Items from a dataset:
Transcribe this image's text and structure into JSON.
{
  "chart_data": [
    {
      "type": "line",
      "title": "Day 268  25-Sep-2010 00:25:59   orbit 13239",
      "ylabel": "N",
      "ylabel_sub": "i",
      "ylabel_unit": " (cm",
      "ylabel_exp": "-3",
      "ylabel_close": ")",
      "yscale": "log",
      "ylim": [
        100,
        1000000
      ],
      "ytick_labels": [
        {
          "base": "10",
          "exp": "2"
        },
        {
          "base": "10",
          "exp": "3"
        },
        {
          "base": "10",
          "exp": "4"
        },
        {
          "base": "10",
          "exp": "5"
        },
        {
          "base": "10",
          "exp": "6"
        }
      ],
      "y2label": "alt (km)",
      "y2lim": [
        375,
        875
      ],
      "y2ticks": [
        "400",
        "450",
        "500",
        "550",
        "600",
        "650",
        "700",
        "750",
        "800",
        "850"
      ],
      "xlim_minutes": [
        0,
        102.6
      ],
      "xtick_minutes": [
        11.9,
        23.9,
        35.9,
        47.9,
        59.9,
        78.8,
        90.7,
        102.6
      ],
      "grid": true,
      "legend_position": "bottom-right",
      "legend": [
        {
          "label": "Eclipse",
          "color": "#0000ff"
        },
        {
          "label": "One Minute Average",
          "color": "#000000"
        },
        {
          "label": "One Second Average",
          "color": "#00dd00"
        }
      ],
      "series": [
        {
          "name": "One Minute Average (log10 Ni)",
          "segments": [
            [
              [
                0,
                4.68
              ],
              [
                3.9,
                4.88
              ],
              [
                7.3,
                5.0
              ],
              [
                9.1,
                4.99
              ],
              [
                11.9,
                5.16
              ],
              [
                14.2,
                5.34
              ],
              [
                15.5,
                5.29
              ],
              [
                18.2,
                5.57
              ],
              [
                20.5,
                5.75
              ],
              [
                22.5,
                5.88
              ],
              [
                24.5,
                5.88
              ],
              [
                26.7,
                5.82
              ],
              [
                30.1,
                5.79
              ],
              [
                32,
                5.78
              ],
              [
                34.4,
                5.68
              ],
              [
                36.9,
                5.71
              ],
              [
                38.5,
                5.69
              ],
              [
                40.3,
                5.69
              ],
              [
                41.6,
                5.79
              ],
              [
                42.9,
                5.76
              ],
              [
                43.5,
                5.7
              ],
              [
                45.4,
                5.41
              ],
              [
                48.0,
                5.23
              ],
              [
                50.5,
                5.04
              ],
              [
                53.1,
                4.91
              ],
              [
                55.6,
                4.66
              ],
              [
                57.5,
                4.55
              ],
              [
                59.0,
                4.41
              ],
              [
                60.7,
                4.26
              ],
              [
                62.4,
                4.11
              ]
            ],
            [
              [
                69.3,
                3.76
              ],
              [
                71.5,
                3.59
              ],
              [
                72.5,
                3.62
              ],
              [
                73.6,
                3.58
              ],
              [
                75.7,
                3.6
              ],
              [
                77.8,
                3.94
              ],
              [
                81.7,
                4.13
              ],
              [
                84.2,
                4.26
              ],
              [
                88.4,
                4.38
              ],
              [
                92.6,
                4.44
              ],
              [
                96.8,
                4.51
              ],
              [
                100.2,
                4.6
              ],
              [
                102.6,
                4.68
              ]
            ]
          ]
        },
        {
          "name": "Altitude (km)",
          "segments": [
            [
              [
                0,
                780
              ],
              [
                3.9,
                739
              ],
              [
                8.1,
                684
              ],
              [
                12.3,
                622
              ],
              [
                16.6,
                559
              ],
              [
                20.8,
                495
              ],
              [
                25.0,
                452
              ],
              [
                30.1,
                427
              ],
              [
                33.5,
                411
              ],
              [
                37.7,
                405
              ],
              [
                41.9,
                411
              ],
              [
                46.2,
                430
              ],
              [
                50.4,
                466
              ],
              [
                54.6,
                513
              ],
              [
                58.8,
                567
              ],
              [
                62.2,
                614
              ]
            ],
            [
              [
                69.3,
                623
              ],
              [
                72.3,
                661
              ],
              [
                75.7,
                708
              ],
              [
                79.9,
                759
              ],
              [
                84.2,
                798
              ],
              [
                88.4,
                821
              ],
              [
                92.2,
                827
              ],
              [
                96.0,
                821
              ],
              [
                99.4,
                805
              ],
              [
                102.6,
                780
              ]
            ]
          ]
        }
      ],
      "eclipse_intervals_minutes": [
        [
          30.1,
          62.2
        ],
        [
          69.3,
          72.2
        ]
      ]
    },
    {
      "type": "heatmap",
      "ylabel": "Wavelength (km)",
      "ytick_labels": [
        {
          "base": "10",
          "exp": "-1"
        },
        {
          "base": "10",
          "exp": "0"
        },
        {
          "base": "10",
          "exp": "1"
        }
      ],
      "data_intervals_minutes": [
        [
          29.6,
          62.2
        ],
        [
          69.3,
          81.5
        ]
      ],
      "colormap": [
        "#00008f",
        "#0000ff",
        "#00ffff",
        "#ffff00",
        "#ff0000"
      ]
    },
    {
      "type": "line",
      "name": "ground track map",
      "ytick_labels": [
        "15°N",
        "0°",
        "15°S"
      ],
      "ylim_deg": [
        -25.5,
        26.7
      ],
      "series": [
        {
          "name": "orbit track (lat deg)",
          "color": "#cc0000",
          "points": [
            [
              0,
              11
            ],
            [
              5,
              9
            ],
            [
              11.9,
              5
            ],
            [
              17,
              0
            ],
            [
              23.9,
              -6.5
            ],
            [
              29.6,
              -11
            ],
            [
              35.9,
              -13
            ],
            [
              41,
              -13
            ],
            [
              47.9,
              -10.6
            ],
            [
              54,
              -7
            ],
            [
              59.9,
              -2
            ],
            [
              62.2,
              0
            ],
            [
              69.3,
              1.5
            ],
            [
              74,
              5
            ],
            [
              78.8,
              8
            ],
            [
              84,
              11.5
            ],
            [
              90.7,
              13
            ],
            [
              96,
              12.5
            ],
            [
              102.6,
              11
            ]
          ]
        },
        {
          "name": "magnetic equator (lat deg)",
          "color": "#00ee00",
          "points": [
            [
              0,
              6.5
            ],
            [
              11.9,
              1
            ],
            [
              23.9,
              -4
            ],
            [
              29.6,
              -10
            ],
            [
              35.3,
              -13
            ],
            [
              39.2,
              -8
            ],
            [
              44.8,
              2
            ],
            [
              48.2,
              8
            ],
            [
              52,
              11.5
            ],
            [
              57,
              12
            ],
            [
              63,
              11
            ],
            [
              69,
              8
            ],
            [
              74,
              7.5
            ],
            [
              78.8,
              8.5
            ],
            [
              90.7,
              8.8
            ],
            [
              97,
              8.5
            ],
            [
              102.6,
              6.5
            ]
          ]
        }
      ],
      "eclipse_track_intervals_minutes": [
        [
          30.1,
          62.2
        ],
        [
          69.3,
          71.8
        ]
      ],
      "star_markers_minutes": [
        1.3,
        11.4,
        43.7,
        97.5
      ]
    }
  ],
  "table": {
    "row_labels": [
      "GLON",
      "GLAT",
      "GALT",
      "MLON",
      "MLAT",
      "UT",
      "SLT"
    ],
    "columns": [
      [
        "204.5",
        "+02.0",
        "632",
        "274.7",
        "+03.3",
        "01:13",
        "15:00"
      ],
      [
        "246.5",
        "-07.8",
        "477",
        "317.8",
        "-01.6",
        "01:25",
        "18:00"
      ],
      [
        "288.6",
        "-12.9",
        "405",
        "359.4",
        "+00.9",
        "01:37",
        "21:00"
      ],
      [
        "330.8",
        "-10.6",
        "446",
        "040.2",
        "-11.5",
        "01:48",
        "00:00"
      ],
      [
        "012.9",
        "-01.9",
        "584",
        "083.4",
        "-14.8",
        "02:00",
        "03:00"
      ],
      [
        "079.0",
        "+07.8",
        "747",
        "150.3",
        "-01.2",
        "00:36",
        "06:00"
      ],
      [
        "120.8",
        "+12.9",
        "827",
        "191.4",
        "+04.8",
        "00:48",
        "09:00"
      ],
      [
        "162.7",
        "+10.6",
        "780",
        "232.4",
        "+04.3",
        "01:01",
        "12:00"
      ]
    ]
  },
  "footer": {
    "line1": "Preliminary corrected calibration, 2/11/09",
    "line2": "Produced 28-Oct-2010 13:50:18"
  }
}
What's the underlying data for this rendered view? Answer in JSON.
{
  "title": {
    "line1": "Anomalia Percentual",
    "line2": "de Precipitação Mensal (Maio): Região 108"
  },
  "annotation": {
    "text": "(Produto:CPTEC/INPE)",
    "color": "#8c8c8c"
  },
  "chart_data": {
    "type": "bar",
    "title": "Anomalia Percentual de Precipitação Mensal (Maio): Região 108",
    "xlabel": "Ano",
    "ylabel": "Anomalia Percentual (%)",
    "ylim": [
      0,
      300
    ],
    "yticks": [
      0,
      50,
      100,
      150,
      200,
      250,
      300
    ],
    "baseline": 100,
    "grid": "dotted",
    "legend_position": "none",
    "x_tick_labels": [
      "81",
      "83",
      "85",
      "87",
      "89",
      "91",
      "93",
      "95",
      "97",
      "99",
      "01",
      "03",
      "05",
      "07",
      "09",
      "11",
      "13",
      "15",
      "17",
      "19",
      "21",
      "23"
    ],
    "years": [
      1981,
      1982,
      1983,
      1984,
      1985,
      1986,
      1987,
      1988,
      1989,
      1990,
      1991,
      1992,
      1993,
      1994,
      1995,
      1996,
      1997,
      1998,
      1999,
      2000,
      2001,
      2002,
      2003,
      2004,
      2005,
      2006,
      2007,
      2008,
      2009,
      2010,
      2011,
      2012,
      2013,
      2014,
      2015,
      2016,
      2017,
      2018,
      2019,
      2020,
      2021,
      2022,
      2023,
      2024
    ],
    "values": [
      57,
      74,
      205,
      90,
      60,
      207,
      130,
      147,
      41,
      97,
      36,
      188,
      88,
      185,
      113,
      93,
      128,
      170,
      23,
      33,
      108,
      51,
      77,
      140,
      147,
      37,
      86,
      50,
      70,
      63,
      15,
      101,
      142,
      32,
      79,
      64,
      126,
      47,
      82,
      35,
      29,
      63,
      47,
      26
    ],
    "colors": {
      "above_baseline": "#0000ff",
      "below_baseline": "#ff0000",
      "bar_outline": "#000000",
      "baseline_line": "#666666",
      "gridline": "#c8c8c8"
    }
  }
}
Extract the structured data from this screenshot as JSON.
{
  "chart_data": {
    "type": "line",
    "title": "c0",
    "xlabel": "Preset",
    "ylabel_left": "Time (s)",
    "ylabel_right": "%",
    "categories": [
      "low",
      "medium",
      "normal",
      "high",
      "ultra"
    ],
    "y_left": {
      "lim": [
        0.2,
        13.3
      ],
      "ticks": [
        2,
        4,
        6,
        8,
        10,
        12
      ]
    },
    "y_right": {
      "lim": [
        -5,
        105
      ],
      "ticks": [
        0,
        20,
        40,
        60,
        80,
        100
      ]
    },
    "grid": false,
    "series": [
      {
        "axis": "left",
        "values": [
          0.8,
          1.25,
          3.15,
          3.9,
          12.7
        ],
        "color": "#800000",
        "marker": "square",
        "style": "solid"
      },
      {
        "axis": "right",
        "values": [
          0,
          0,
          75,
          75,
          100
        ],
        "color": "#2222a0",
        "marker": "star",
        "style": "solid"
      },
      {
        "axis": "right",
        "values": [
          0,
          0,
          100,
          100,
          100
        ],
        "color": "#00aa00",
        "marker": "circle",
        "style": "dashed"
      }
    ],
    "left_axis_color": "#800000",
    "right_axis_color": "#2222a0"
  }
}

## GOAL OF THE EXERCISE:
Each line that has the word "Average" should be copied.

## THE SOLUTION:
          "label": "One Minute Average",
          "label": "One Second Average",
          "name": "One Minute Average (log10 Ni)",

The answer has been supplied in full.